Using the records below, please work out how many lines contain "title"; answer with the number alone.
───── Provided records
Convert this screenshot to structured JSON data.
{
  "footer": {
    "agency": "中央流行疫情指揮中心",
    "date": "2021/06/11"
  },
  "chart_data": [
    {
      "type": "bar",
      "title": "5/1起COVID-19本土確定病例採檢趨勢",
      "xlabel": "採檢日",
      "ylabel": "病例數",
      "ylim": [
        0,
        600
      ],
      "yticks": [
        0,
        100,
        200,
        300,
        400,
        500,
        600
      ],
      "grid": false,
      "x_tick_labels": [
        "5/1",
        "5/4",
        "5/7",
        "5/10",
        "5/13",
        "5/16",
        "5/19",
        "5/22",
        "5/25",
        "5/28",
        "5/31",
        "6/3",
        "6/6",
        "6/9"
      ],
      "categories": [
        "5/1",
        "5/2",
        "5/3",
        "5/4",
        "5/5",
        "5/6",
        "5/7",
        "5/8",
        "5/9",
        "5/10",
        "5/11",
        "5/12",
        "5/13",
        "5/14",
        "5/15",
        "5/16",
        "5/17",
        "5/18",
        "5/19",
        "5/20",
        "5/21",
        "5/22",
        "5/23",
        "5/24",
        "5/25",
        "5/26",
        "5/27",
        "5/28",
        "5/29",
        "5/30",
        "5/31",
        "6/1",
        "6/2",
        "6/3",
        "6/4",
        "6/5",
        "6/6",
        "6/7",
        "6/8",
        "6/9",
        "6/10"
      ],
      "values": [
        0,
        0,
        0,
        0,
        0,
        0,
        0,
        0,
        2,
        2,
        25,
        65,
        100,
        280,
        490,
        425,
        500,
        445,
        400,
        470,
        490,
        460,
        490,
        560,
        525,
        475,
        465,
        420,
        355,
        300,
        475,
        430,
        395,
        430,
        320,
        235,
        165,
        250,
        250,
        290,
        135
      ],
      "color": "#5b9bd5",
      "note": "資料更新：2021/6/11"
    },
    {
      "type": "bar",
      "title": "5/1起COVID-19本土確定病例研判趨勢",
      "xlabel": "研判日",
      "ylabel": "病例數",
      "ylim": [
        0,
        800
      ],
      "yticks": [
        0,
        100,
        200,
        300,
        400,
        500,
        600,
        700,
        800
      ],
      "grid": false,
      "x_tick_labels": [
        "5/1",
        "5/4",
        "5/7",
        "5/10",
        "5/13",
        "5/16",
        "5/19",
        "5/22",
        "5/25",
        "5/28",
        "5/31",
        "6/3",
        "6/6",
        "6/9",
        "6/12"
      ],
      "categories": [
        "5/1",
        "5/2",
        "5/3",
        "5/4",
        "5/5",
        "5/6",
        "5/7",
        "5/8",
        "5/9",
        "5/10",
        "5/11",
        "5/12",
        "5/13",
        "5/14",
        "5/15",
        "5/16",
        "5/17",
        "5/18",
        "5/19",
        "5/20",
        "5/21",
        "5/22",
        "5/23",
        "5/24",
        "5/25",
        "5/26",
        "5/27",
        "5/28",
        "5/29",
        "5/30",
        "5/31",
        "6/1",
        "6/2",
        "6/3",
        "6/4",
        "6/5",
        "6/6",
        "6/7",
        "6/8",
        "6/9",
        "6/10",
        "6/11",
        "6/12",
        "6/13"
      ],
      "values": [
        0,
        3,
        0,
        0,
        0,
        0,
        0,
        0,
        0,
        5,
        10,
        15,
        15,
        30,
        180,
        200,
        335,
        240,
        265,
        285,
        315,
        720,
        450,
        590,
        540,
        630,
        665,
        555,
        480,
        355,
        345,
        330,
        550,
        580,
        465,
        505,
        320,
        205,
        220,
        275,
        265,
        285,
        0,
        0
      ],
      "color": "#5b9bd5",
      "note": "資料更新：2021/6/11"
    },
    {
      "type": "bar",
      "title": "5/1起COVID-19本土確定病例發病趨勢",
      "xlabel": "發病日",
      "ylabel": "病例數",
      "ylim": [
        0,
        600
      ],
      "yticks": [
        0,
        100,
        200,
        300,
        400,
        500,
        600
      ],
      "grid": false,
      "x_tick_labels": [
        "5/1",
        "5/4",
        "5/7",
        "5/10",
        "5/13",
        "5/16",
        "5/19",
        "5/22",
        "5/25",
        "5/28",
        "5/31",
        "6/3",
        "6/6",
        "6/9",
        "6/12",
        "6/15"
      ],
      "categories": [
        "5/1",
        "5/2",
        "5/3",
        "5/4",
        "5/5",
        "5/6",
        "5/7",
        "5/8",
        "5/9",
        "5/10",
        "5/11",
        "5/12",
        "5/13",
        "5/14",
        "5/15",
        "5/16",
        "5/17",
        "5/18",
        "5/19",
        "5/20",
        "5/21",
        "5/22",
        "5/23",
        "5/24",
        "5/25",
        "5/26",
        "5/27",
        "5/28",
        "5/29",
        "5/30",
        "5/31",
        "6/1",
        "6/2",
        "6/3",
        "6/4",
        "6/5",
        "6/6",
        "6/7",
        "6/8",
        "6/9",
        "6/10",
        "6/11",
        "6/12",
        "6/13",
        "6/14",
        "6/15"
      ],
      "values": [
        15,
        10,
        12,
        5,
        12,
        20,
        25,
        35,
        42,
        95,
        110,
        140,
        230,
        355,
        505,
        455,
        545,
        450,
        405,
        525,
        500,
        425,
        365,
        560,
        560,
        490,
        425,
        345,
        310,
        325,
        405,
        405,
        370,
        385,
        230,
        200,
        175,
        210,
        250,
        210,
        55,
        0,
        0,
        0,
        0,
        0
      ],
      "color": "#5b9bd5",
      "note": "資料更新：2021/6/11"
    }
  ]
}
──────────
Exercise solution:
3